**Exercise aim**
Gather each line in the entries that includes the string "series".

#### Data listing ####

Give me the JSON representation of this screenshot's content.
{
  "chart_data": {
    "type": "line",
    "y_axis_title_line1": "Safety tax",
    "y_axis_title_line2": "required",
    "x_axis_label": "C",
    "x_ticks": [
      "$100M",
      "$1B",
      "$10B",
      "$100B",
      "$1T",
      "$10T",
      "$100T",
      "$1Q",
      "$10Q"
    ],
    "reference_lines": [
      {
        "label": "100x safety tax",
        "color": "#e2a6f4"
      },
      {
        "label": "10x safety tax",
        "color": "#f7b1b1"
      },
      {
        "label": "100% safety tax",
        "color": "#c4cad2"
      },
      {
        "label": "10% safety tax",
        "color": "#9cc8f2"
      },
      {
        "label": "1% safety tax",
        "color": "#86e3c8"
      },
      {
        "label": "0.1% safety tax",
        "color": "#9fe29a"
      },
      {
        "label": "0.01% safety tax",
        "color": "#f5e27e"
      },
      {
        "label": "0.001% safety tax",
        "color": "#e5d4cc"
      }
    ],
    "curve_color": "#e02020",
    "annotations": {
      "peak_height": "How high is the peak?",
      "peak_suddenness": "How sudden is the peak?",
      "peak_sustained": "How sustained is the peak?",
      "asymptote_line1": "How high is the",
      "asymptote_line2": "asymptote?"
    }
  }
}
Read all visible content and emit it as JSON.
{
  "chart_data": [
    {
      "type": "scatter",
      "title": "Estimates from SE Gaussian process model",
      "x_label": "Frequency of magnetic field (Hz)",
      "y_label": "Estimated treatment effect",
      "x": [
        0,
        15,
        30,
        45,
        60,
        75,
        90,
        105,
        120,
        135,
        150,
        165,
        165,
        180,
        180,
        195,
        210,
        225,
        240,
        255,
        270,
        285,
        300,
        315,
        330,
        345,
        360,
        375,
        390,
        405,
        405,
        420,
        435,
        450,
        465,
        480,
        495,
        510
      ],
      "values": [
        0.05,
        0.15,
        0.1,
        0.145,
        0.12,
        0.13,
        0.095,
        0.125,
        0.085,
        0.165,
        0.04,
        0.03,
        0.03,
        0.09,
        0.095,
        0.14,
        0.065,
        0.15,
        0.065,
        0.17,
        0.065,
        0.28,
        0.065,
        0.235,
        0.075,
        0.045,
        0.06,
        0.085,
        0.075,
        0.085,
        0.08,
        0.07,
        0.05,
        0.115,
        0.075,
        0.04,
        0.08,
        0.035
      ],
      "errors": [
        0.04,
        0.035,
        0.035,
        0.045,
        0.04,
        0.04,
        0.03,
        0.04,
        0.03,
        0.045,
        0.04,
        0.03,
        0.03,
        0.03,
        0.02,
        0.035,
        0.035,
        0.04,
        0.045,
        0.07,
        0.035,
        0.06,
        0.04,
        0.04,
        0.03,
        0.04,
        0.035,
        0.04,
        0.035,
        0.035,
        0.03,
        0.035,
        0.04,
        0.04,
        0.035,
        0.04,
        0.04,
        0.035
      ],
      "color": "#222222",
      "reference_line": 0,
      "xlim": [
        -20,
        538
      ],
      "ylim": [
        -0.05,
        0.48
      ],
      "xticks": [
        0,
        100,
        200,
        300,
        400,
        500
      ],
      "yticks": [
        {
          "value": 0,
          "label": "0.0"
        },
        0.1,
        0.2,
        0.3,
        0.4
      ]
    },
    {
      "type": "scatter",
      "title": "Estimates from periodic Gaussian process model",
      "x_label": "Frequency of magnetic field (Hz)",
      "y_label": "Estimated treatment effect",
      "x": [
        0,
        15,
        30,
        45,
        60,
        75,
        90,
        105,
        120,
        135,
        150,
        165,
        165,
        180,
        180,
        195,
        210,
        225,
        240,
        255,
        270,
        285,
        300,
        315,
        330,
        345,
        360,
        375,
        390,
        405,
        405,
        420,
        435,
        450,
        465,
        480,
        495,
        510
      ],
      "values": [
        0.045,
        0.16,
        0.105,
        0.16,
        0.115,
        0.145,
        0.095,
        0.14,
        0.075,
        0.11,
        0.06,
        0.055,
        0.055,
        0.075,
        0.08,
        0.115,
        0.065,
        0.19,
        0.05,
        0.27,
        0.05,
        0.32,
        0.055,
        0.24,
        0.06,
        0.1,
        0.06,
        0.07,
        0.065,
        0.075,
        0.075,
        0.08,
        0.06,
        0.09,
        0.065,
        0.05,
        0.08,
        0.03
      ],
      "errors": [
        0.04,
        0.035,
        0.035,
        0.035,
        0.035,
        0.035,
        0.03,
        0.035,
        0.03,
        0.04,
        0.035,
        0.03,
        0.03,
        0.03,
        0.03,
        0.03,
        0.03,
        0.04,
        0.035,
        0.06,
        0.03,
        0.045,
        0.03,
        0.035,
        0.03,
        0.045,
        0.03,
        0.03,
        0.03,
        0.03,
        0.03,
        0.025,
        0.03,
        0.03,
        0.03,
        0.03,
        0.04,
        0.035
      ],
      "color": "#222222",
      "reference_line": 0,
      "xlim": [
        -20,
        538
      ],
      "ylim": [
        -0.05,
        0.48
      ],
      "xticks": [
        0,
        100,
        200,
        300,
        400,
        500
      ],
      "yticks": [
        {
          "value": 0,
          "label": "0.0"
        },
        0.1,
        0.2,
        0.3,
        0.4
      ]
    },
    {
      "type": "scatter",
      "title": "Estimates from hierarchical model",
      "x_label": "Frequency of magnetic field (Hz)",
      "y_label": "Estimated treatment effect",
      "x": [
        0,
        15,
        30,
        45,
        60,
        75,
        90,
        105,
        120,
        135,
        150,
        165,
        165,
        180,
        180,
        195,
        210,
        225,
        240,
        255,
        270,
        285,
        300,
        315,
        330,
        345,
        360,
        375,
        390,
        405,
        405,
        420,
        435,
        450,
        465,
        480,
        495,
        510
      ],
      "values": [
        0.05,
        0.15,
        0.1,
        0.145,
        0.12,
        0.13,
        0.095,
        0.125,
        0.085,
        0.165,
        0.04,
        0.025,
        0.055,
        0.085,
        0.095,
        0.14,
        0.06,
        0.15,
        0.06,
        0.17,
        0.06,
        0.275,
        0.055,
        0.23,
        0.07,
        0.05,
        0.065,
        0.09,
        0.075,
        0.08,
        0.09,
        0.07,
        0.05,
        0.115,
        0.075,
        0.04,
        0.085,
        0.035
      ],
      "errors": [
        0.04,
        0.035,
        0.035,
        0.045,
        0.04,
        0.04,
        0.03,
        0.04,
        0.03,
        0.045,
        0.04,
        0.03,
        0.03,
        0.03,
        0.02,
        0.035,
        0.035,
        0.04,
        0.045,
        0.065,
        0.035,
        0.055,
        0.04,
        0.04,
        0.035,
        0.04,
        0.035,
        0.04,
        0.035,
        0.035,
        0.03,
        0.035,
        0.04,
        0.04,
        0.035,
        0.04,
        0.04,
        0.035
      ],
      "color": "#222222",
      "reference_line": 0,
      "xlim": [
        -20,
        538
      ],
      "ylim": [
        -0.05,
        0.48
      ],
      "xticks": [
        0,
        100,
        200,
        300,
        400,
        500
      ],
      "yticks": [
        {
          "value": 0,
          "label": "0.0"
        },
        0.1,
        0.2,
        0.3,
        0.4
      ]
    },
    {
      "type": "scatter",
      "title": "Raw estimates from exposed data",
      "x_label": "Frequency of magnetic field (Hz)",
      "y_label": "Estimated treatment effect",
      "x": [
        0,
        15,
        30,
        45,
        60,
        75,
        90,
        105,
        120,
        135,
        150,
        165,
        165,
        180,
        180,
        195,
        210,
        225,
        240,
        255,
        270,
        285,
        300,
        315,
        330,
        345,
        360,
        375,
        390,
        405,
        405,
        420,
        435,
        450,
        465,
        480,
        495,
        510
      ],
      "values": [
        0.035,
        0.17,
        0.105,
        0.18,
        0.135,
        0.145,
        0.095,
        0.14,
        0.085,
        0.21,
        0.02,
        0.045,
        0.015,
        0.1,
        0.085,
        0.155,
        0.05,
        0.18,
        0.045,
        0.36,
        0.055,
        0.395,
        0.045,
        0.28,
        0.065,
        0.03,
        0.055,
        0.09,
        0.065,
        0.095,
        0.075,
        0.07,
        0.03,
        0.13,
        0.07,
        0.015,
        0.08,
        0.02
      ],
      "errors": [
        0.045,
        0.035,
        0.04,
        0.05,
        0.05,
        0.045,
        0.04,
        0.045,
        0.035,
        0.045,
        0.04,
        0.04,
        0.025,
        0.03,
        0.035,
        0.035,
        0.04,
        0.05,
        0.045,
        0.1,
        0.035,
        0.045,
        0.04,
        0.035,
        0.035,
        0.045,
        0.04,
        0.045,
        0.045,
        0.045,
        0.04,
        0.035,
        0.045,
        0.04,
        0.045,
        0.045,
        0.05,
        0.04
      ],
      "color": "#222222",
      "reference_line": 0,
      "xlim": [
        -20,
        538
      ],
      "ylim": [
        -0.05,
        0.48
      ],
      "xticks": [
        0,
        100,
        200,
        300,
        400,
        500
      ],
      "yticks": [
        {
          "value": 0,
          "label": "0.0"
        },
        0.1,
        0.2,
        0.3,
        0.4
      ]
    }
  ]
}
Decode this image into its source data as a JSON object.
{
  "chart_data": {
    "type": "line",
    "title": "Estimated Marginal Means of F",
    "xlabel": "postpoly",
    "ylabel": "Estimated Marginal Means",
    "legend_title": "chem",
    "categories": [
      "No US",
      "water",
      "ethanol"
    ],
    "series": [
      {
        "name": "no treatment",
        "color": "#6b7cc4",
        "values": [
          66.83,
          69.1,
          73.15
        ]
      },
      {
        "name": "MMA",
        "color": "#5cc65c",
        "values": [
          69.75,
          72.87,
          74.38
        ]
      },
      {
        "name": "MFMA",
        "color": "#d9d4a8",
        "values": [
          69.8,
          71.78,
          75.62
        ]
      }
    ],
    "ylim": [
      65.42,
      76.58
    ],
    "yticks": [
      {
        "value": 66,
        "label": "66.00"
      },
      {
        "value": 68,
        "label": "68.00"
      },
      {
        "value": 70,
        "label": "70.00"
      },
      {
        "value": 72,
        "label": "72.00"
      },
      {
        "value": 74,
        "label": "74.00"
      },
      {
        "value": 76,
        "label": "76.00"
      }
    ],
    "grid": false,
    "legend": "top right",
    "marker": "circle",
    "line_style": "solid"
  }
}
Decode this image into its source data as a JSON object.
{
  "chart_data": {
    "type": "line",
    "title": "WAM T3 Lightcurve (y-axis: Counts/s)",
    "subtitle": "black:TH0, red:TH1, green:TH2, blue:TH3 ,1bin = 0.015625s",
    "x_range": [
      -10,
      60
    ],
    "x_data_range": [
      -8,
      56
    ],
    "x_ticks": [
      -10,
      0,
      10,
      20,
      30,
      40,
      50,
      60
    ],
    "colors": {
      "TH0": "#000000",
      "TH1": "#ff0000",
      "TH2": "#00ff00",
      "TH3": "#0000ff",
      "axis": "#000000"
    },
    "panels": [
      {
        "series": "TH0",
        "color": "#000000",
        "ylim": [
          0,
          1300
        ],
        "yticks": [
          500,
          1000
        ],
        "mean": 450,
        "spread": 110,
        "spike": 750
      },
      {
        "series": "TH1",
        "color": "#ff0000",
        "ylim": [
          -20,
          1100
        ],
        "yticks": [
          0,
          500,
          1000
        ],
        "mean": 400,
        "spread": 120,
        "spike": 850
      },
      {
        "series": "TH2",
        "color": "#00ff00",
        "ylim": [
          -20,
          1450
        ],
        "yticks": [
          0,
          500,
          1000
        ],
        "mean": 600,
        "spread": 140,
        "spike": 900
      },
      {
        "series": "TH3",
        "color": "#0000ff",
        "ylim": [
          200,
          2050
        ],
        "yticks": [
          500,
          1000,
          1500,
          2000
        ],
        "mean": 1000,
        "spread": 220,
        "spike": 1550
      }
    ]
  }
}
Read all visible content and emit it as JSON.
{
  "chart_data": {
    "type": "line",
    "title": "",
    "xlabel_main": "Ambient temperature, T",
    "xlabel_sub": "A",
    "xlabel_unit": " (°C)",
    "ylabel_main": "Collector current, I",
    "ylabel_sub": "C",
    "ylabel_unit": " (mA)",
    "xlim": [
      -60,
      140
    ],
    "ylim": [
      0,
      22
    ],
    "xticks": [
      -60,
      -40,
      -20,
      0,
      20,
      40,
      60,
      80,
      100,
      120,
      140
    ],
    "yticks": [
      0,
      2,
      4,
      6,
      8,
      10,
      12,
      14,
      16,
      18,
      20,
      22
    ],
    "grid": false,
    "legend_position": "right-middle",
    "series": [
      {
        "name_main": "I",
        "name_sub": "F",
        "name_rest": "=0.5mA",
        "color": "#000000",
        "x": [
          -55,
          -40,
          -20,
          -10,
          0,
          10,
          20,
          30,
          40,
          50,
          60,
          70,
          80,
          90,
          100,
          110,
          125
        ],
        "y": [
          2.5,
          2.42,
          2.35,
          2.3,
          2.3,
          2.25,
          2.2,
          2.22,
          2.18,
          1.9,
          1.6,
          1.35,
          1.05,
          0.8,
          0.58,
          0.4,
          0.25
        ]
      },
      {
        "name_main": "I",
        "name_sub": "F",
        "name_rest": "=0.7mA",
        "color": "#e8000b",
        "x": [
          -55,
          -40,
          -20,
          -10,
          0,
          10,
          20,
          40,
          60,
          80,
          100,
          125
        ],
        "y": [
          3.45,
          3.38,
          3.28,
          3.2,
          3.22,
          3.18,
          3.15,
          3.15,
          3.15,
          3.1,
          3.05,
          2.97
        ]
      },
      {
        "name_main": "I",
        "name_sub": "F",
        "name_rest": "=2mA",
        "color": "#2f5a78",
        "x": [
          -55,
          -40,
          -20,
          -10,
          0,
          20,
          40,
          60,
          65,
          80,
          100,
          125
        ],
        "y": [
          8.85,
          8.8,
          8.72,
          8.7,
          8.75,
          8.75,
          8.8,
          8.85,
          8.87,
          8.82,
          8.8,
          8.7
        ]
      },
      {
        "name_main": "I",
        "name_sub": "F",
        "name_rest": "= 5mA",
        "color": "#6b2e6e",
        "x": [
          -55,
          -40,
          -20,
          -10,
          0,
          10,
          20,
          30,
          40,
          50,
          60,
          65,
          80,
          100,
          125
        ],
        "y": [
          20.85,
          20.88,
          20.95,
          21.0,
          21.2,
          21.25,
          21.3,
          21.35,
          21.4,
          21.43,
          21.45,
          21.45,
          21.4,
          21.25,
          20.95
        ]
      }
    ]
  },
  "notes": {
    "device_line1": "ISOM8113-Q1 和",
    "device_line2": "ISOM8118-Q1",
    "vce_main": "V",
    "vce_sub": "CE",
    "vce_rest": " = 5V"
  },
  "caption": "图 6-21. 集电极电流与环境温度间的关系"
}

####

**Task response**
    "series": [
        "series": "TH0",
        "series": "TH1",
        "series": "TH2",
        "series": "TH3",
    "series": [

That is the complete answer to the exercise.